Saved data entries:
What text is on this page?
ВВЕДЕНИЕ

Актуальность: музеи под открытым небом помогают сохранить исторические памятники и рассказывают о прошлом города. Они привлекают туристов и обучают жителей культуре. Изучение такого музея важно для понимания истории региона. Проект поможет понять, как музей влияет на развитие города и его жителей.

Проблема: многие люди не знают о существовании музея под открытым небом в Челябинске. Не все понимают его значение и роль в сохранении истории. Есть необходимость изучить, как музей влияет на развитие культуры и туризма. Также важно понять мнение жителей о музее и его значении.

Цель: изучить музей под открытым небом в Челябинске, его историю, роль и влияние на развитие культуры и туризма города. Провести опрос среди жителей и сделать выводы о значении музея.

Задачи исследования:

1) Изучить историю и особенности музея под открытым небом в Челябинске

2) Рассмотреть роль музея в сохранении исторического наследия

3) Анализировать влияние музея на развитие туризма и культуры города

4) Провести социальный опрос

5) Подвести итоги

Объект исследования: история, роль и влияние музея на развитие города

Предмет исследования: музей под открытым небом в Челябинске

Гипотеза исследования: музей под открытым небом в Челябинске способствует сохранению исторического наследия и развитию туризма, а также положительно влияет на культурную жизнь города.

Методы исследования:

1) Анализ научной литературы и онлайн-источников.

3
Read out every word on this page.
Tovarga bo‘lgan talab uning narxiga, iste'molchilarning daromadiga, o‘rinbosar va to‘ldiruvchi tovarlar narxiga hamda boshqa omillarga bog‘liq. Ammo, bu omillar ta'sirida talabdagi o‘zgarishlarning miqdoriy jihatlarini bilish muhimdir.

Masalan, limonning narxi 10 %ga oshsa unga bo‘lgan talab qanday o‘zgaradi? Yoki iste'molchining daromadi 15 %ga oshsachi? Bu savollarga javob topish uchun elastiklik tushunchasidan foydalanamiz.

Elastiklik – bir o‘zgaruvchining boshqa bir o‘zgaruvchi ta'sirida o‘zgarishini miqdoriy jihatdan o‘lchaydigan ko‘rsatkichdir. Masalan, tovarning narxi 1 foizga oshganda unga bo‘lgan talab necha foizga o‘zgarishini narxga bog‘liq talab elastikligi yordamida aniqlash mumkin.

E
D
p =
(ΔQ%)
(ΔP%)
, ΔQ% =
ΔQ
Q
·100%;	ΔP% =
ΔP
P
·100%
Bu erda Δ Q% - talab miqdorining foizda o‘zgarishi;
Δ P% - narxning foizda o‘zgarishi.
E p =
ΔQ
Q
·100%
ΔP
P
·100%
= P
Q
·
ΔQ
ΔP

Your goal - Write the entire listing out again, word for word.

Task response -
What text is on this page?
ВВЕДЕНИЕ

Актуальность: музеи под открытым небом помогают сохранить исторические памятники и рассказывают о прошлом города. Они привлекают туристов и обучают жителей культуре. Изучение такого музея важно для понимания истории региона. Проект поможет понять, как музей влияет на развитие города и его жителей.

Проблема: многие люди не знают о существовании музея под открытым небом в Челябинске. Не все понимают его значение и роль в сохранении истории. Есть необходимость изучить, как музей влияет на развитие культуры и туризма. Также важно понять мнение жителей о музее и его значении.

Цель: изучить музей под открытым небом в Челябинске, его историю, роль и влияние на развитие культуры и туризма города. Провести опрос среди жителей и сделать выводы о значении музея.

Задачи исследования:

1) Изучить историю и особенности музея под открытым небом в Челябинске

2) Рассмотреть роль музея в сохранении исторического наследия

3) Анализировать влияние музея на развитие туризма и культуры города

4) Провести социальный опрос

5) Подвести итоги

Объект исследования: история, роль и влияние музея на развитие города

Предмет исследования: музей под открытым небом в Челябинске

Гипотеза исследования: музей под открытым небом в Челябинске способствует сохранению исторического наследия и развитию туризма, а также положительно влияет на культурную жизнь города.

Методы исследования:

1) Анализ научной литературы и онлайн-источников.

3
Read out every word on this page.
Tovarga bo‘lgan talab uning narxiga, iste'molchilarning daromadiga, o‘rinbosar va to‘ldiruvchi tovarlar narxiga hamda boshqa omillarga bog‘liq. Ammo, bu omillar ta'sirida talabdagi o‘zgarishlarning miqdoriy jihatlarini bilish muhimdir.

Masalan, limonning narxi 10 %ga oshsa unga bo‘lgan talab qanday o‘zgaradi? Yoki iste'molchining daromadi 15 %ga oshsachi? Bu savollarga javob topish uchun elastiklik tushunchasidan foydalanamiz.

Elastiklik – bir o‘zgaruvchining boshqa bir o‘zgaruvchi ta'sirida o‘zgarishini miqdoriy jihatdan o‘lchaydigan ko‘rsatkichdir. Masalan, tovarning narxi 1 foizga oshganda unga bo‘lgan talab necha foizga o‘zgarishini narxga bog‘liq talab elastikligi yordamida aniqlash mumkin.

E
D
p =
(ΔQ%)
(ΔP%)
, ΔQ% =
ΔQ
Q
·100%;	ΔP% =
ΔP
P
·100%
Bu erda Δ Q% - talab miqdorining foizda o‘zgarishi;
Δ P% - narxning foizda o‘zgarishi.
E p =
ΔQ
Q
·100%
ΔP
P
·100%
= P
Q
·
ΔQ
ΔP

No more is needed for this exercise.